Stated goal =
Write out the records below word for word, please.

Recorded information =
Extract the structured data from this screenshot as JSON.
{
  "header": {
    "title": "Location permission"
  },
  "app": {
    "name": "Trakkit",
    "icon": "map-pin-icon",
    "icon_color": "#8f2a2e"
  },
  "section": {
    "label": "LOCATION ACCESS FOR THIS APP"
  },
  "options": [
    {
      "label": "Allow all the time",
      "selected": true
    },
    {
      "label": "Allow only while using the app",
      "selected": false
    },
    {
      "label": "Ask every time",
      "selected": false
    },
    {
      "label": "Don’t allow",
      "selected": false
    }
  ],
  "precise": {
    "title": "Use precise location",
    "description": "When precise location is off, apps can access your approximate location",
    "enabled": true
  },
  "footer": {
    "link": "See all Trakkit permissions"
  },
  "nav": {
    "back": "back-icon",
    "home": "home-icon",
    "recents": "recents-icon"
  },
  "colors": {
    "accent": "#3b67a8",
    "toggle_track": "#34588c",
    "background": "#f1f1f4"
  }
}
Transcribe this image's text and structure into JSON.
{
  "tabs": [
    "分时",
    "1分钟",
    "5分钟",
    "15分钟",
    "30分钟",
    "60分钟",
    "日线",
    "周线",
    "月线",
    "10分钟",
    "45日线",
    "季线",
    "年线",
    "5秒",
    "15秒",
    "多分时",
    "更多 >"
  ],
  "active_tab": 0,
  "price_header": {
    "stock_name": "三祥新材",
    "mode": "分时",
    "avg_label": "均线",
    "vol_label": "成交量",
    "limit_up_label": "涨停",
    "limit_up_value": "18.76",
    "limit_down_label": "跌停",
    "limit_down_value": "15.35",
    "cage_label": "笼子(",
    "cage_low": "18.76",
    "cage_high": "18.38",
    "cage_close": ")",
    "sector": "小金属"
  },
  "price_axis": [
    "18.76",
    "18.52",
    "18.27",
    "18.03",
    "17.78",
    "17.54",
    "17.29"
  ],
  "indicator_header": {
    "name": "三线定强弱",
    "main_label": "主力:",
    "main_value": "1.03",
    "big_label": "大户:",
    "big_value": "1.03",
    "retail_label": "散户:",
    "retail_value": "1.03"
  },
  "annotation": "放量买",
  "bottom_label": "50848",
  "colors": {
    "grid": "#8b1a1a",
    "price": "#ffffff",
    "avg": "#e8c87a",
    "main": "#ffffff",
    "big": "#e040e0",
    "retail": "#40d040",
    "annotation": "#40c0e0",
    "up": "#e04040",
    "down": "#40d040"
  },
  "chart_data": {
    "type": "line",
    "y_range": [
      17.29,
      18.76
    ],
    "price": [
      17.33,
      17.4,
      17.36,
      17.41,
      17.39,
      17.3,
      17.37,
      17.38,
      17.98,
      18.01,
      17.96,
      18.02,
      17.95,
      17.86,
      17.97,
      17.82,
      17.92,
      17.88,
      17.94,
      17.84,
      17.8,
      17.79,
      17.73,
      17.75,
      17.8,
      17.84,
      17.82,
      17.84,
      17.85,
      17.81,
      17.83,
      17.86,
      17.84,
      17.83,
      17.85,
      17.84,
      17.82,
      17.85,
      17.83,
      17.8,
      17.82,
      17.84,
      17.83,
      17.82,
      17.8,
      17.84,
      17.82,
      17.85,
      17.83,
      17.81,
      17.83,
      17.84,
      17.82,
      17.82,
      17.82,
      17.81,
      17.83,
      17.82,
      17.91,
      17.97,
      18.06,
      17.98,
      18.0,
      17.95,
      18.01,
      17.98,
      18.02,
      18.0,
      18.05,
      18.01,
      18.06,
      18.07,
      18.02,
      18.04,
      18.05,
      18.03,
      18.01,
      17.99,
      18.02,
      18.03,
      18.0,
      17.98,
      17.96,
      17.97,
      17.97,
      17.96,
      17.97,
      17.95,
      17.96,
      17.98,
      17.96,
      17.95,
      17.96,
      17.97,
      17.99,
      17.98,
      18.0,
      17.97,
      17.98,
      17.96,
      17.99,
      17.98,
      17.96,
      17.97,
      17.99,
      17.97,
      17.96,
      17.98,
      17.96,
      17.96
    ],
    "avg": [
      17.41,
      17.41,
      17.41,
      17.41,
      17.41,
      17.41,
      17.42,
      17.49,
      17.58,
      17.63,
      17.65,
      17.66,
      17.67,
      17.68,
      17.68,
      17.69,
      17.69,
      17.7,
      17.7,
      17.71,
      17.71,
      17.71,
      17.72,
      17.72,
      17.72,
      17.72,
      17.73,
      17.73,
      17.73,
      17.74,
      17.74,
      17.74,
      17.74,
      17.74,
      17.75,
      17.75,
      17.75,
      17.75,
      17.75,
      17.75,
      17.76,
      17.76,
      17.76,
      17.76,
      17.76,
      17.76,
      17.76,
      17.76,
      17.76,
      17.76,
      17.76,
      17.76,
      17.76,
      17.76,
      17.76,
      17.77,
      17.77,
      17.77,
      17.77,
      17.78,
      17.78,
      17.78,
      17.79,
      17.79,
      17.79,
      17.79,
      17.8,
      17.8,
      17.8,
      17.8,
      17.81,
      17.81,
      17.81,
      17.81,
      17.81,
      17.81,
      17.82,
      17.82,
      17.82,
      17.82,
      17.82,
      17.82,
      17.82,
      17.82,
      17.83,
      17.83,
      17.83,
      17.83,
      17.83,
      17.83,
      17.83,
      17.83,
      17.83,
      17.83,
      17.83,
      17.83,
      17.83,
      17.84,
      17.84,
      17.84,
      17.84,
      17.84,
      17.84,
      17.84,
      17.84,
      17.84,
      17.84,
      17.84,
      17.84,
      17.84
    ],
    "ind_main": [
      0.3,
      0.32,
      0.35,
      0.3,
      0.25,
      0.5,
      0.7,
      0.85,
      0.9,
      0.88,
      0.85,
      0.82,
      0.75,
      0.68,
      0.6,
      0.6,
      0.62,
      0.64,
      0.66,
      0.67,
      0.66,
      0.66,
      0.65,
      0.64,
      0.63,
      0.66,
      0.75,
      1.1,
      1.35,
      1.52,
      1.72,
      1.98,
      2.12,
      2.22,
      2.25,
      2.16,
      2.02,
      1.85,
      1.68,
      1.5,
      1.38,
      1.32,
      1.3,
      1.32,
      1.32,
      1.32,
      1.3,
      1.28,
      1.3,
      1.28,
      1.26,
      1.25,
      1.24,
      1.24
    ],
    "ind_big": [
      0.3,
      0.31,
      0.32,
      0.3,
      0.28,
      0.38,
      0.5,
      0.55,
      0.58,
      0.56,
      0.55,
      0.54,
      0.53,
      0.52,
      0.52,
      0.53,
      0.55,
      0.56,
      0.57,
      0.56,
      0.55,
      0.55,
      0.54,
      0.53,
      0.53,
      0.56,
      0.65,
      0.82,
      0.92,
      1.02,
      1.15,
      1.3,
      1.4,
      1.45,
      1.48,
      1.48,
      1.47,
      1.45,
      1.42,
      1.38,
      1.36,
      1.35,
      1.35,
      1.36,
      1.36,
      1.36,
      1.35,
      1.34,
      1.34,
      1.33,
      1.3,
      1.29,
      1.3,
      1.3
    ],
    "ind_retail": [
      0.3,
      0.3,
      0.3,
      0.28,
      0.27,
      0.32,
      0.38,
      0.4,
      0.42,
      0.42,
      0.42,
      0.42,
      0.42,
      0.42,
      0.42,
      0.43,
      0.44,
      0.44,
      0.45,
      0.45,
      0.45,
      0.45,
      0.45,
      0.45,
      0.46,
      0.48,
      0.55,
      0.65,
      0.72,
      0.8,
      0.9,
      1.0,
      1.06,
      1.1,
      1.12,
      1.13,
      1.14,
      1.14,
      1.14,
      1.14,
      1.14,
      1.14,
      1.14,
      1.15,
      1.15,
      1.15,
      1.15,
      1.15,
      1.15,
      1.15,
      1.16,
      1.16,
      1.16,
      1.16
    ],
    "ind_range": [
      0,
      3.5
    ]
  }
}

Result of the task =
Extract the structured data from this screenshot as JSON.
{
  "header": {
    "title": "Location permission"
  },
  "app": {
    "name": "Trakkit",
    "icon": "map-pin-icon",
    "icon_color": "#8f2a2e"
  },
  "section": {
    "label": "LOCATION ACCESS FOR THIS APP"
  },
  "options": [
    {
      "label": "Allow all the time",
      "selected": true
    },
    {
      "label": "Allow only while using the app",
      "selected": false
    },
    {
      "label": "Ask every time",
      "selected": false
    },
    {
      "label": "Don’t allow",
      "selected": false
    }
  ],
  "precise": {
    "title": "Use precise location",
    "description": "When precise location is off, apps can access your approximate location",
    "enabled": true
  },
  "footer": {
    "link": "See all Trakkit permissions"
  },
  "nav": {
    "back": "back-icon",
    "home": "home-icon",
    "recents": "recents-icon"
  },
  "colors": {
    "accent": "#3b67a8",
    "toggle_track": "#34588c",
    "background": "#f1f1f4"
  }
}
Transcribe this image's text and structure into JSON.
{
  "tabs": [
    "分时",
    "1分钟",
    "5分钟",
    "15分钟",
    "30分钟",
    "60分钟",
    "日线",
    "周线",
    "月线",
    "10分钟",
    "45日线",
    "季线",
    "年线",
    "5秒",
    "15秒",
    "多分时",
    "更多 >"
  ],
  "active_tab": 0,
  "price_header": {
    "stock_name": "三祥新材",
    "mode": "分时",
    "avg_label": "均线",
    "vol_label": "成交量",
    "limit_up_label": "涨停",
    "limit_up_value": "18.76",
    "limit_down_label": "跌停",
    "limit_down_value": "15.35",
    "cage_label": "笼子(",
    "cage_low": "18.76",
    "cage_high": "18.38",
    "cage_close": ")",
    "sector": "小金属"
  },
  "price_axis": [
    "18.76",
    "18.52",
    "18.27",
    "18.03",
    "17.78",
    "17.54",
    "17.29"
  ],
  "indicator_header": {
    "name": "三线定强弱",
    "main_label": "主力:",
    "main_value": "1.03",
    "big_label": "大户:",
    "big_value": "1.03",
    "retail_label": "散户:",
    "retail_value": "1.03"
  },
  "annotation": "放量买",
  "bottom_label": "50848",
  "colors": {
    "grid": "#8b1a1a",
    "price": "#ffffff",
    "avg": "#e8c87a",
    "main": "#ffffff",
    "big": "#e040e0",
    "retail": "#40d040",
    "annotation": "#40c0e0",
    "up": "#e04040",
    "down": "#40d040"
  },
  "chart_data": {
    "type": "line",
    "y_range": [
      17.29,
      18.76
    ],
    "price": [
      17.33,
      17.4,
      17.36,
      17.41,
      17.39,
      17.3,
      17.37,
      17.38,
      17.98,
      18.01,
      17.96,
      18.02,
      17.95,
      17.86,
      17.97,
      17.82,
      17.92,
      17.88,
      17.94,
      17.84,
      17.8,
      17.79,
      17.73,
      17.75,
      17.8,
      17.84,
      17.82,
      17.84,
      17.85,
      17.81,
      17.83,
      17.86,
      17.84,
      17.83,
      17.85,
      17.84,
      17.82,
      17.85,
      17.83,
      17.8,
      17.82,
      17.84,
      17.83,
      17.82,
      17.8,
      17.84,
      17.82,
      17.85,
      17.83,
      17.81,
      17.83,
      17.84,
      17.82,
      17.82,
      17.82,
      17.81,
      17.83,
      17.82,
      17.91,
      17.97,
      18.06,
      17.98,
      18.0,
      17.95,
      18.01,
      17.98,
      18.02,
      18.0,
      18.05,
      18.01,
      18.06,
      18.07,
      18.02,
      18.04,
      18.05,
      18.03,
      18.01,
      17.99,
      18.02,
      18.03,
      18.0,
      17.98,
      17.96,
      17.97,
      17.97,
      17.96,
      17.97,
      17.95,
      17.96,
      17.98,
      17.96,
      17.95,
      17.96,
      17.97,
      17.99,
      17.98,
      18.0,
      17.97,
      17.98,
      17.96,
      17.99,
      17.98,
      17.96,
      17.97,
      17.99,
      17.97,
      17.96,
      17.98,
      17.96,
      17.96
    ],
    "avg": [
      17.41,
      17.41,
      17.41,
      17.41,
      17.41,
      17.41,
      17.42,
      17.49,
      17.58,
      17.63,
      17.65,
      17.66,
      17.67,
      17.68,
      17.68,
      17.69,
      17.69,
      17.7,
      17.7,
      17.71,
      17.71,
      17.71,
      17.72,
      17.72,
      17.72,
      17.72,
      17.73,
      17.73,
      17.73,
      17.74,
      17.74,
      17.74,
      17.74,
      17.74,
      17.75,
      17.75,
      17.75,
      17.75,
      17.75,
      17.75,
      17.76,
      17.76,
      17.76,
      17.76,
      17.76,
      17.76,
      17.76,
      17.76,
      17.76,
      17.76,
      17.76,
      17.76,
      17.76,
      17.76,
      17.76,
      17.77,
      17.77,
      17.77,
      17.77,
      17.78,
      17.78,
      17.78,
      17.79,
      17.79,
      17.79,
      17.79,
      17.8,
      17.8,
      17.8,
      17.8,
      17.81,
      17.81,
      17.81,
      17.81,
      17.81,
      17.81,
      17.82,
      17.82,
      17.82,
      17.82,
      17.82,
      17.82,
      17.82,
      17.82,
      17.83,
      17.83,
      17.83,
      17.83,
      17.83,
      17.83,
      17.83,
      17.83,
      17.83,
      17.83,
      17.83,
      17.83,
      17.83,
      17.84,
      17.84,
      17.84,
      17.84,
      17.84,
      17.84,
      17.84,
      17.84,
      17.84,
      17.84,
      17.84,
      17.84,
      17.84
    ],
    "ind_main": [
      0.3,
      0.32,
      0.35,
      0.3,
      0.25,
      0.5,
      0.7,
      0.85,
      0.9,
      0.88,
      0.85,
      0.82,
      0.75,
      0.68,
      0.6,
      0.6,
      0.62,
      0.64,
      0.66,
      0.67,
      0.66,
      0.66,
      0.65,
      0.64,
      0.63,
      0.66,
      0.75,
      1.1,
      1.35,
      1.52,
      1.72,
      1.98,
      2.12,
      2.22,
      2.25,
      2.16,
      2.02,
      1.85,
      1.68,
      1.5,
      1.38,
      1.32,
      1.3,
      1.32,
      1.32,
      1.32,
      1.3,
      1.28,
      1.3,
      1.28,
      1.26,
      1.25,
      1.24,
      1.24
    ],
    "ind_big": [
      0.3,
      0.31,
      0.32,
      0.3,
      0.28,
      0.38,
      0.5,
      0.55,
      0.58,
      0.56,
      0.55,
      0.54,
      0.53,
      0.52,
      0.52,
      0.53,
      0.55,
      0.56,
      0.57,
      0.56,
      0.55,
      0.55,
      0.54,
      0.53,
      0.53,
      0.56,
      0.65,
      0.82,
      0.92,
      1.02,
      1.15,
      1.3,
      1.4,
      1.45,
      1.48,
      1.48,
      1.47,
      1.45,
      1.42,
      1.38,
      1.36,
      1.35,
      1.35,
      1.36,
      1.36,
      1.36,
      1.35,
      1.34,
      1.34,
      1.33,
      1.3,
      1.29,
      1.3,
      1.3
    ],
    "ind_retail": [
      0.3,
      0.3,
      0.3,
      0.28,
      0.27,
      0.32,
      0.38,
      0.4,
      0.42,
      0.42,
      0.42,
      0.42,
      0.42,
      0.42,
      0.42,
      0.43,
      0.44,
      0.44,
      0.45,
      0.45,
      0.45,
      0.45,
      0.45,
      0.45,
      0.46,
      0.48,
      0.55,
      0.65,
      0.72,
      0.8,
      0.9,
      1.0,
      1.06,
      1.1,
      1.12,
      1.13,
      1.14,
      1.14,
      1.14,
      1.14,
      1.14,
      1.14,
      1.14,
      1.15,
      1.15,
      1.15,
      1.15,
      1.15,
      1.15,
      1.15,
      1.16,
      1.16,
      1.16,
      1.16
    ],
    "ind_range": [
      0,
      3.5
    ]
  }
}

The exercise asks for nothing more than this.